03 Feb Why we must ask: Who is missing? Whose voice is being silenced?
“There’s really no such thing as the voiceless. There are only the deliberately silenced or the preferably unheard.” Arundhati Roy.
Several months ago, I received an all-expenses paid invitation to attend a South Pacific arts and literature conference in Sydney, Australia. My participation would include giving a reading of my work, and also having a writer conversation with two Pasifika artists I admire.
I have been to two SPACLALS conferences before – in Samoa and in New Zealand – and they were vibrant gatherings of Pasifika and Maori artists and scholars. Both events back in 2012, were rare opportunities to listen and learn from legends in the arts – like Albert Wendt and Konai Helu Thaman – and to meet an exciting range of ‘new’ artists and writers.
The SPACLALS conference held in Samoa, led by Dr Sina Vaai, was a fabulous week of activities that sought to blend academia with artists and the community. It included a session for youth writers to read their work, music and drama interpretations of traditional legends performed by local schools, a wearable arts show put on by design students at the university, and panels where local poets and other creatives in the community shared about their work. The Auckland SPACLALS Hui with Dr Selina Tusitala Marsh at the helm, was a magnificent gathering of artists, writers and scholars all crammed into one room. We were from all walks of life. We sat on the floor, we talked and listened, sang and laughed. These gatherings centered Pasifika stories and voices. It was amazing to be at a literature conference where I actually ‘belonged’ and was not the ‘Other’. I left on a high, exultant at the realisation that I was not alone. There’s others out there like me! We weren’t all telling the same stories, but in the sharing, there was a unifying strength.
With these experiences in mind, I was happy to accept the invite from the newly re-established and rebooted SPACLALS.
As the author of a YA series with an eco-justice message, and as an environmental journalist, I was especially intrigued by the conference topic; ‘The Two Canaries of Climate Change: Islands and Polar Places.’ According to the brief, the conference aimed “to explore the intricate connections between language, literature and ecology that both islands and polar regions uniquely generate and evoke.”
I was also excited because of the host location for the conference. I am woefully ignorant about our Aboriginal and Torres Strait cousins in Australia – their culture, history and present struggles. A quick internet search revealed a multitude of indigenous Australian poets, activists, authors and researchers who are writing, creating and theorising on exactly the topics outlined in the conference summary. I saw this conference as an opportunity for Pasifika writers like myself, to listen and learn, and to find connections with how indigenous Australians are using the arts to address the issues of climate change and eco-justice.
Imagine my surprise then to receive the conference program and find no First Nations artists or scholars presenting. I inquired and was told by organisers that they had asked ONE Aboriginal author to attend but she was not available. They said however that an Elder would be giving a traditional welcome and that they hoped the indigenous Australian perspectives on climate change and cultural adaptation would be one of the topics ‘discussed’ at the conference.
I ask you, how can anyone presume to talk about an indigenous people’s perspective on the land, when no indigenous people from that land are actually at the table??
I conveyed my discomfort and suggested possible names and avenues by which the conference could try to fix this.

- - -

JOBS:
(1) Name every person mentioned by name in the post about the SPACLALS conference.
(2) Write the next part of the post about the SPACLALS conference, picking up after its final sentence.
The data has no connection to the post about the SPACLALS conference.

SUPPLIED DATA:
- - -

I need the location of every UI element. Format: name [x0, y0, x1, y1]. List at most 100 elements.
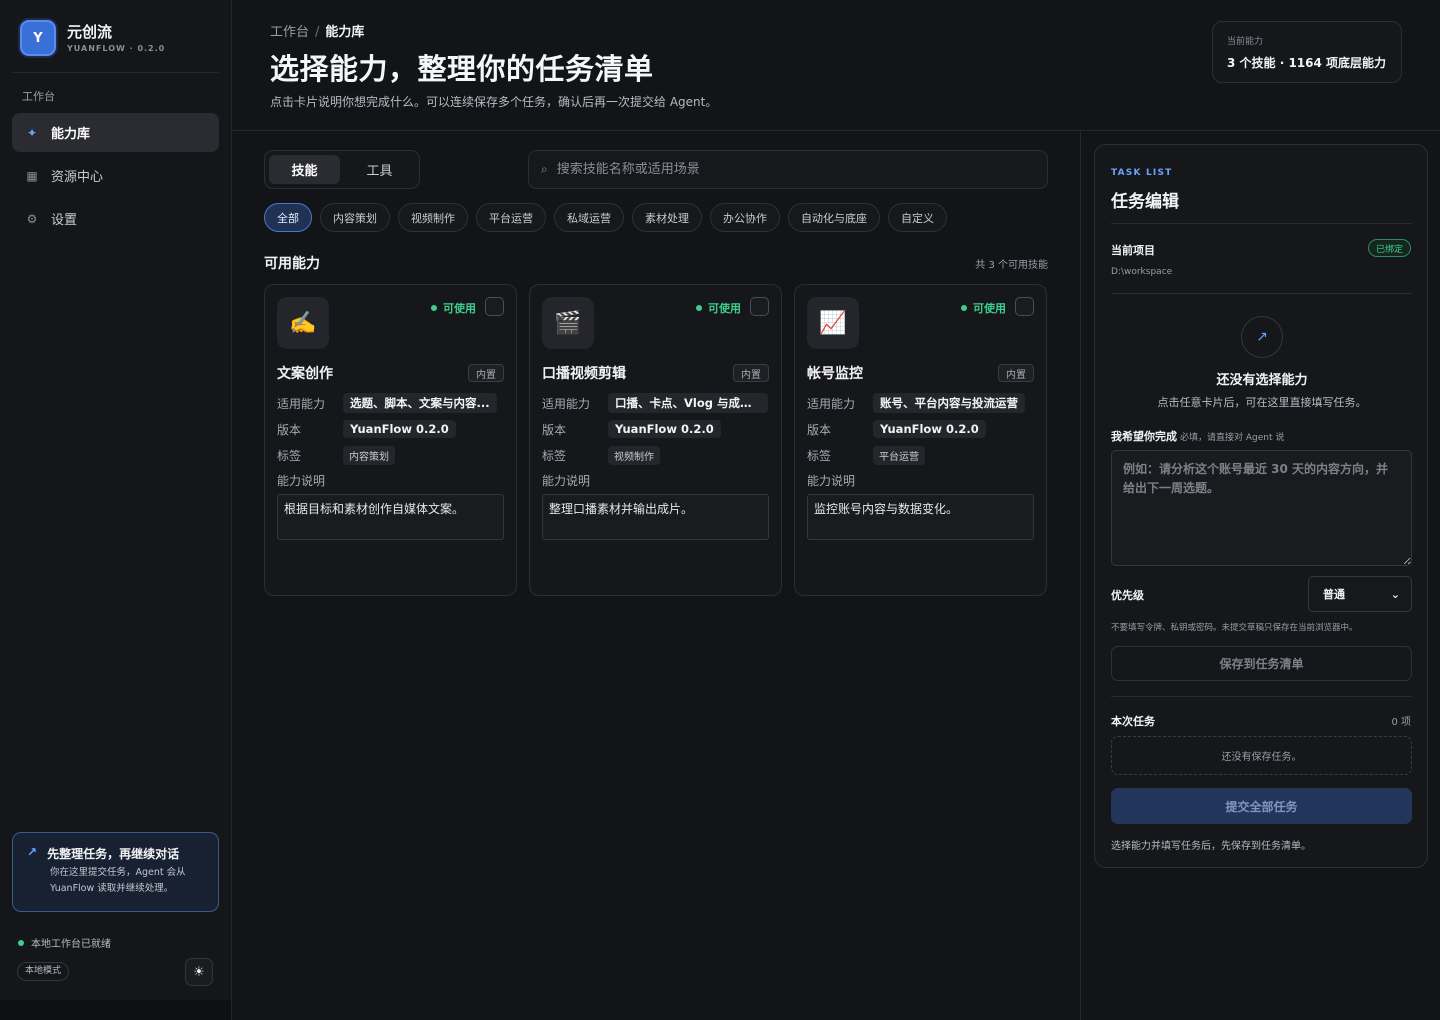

- - -

RESULTS OF THE EXERCISE:
(1) Arundhati Roy, Albert Wendt, Konai Helu Thaman, Dr Sina Vaai, Dr Selina Tusitala Marsh

(2)
The SPACLALS Chair explained that “It is simply an unfortunate fact that no Aboriginal or Torres Strait Islander writer or scholar responded to our Call for Papers”. He assured that after the conference, they would again send out a call and try for a “greater diversity of contributions.” Similarly, at this late stage, time constraints and a limited budget meant that having indigenous Australian contribution to the conference exhibition was difficult.
It was a dejavu moment for me.
Last year there was an arts conference held in Samoa, organised by another regional organisation. The first I heard of it was when I read a critique on social media by a Samoan artist who pointed out that the program had next-to-no local artists (outside of academia), was heavy with presenters from overseas, and that the cost was prohibitive for local tattooists, weavers, painters, carvers, poets etc. She asked about the relevance and impact of such a conference on the Samoan arts community, when so few of us were invited or would be involved. I agreed, noting that I had not been invited either, even though I live here and even though there was a Literature day in the conference program.
Organisers were quick to react with an explanation similar to that offered by the SPACLALS Sydney conference – none of us had submitted a paper. Neither had any of those weavers/tattooists/carvers/painters. They said if we had put in a paper, then of course we would have been in the program. I used the example of my invitation to the Two Canaries Conference to point out that a way to get artists to participate, especially artists who wouldn’t normally go to academic art conferences, is to invite them to present or discuss their work, and also waive the registration fee.
(In retrospect, the parallels are funny, #NotFunny.)
Because what organisers did not seem to understand, is that many artists OUTSIDE of academia, are so busy making art and trying to earn a living from it, that we don’t have the time, resources, or inclination to write an academic paper or conference proposal. We also don’t inhabit the same space and so we don’t see the conference notices and calls for proposals. Academia then misses out on the lush rainforests of creativity just outside the walls of their ivory tower.
Two examples. At the time of the arts conference in Samoa, I was attending tattooing sessions for my cousins who were undergoing their traditional Samoan women’s tattoo, the malu. As we sat in the fale, supporting them throughout the process, we were fortunate to have the Tufuga/tattooist’s father tell us about the symbolism of the inked patterns and the ancestral origins for the ceremonial practises around getting a malu. He is a Judge in the Lands and Titles Court, and well-versed in all things Samoan. I listened to him speak and thought about what an amazing addition he would have been to the arts conference program. What a richness of knowledge and understanding of Samoan art he would have imparted.
That conference program had an overseas scholar speak about weaving in her country. I thought of the Fine Mats revival program here in Samoa, initiated nearly 20yrs ago by Women In Business Development Inc (WIBDI), and credited with reviving the art of weaving Ie Sae, Samoan fine mats. I know conference participants would have loved to listen to a master weaver share about her craft and it’s vital importance in our ceremonies and traditions. What a perfect complement that would have been to the scholar’s presentation.
But organisers did not appreciate the feedback.
Conference scholars attending from overseas blasted us for being critical, unsupportive of the arts, and just plain old jealous and bitter.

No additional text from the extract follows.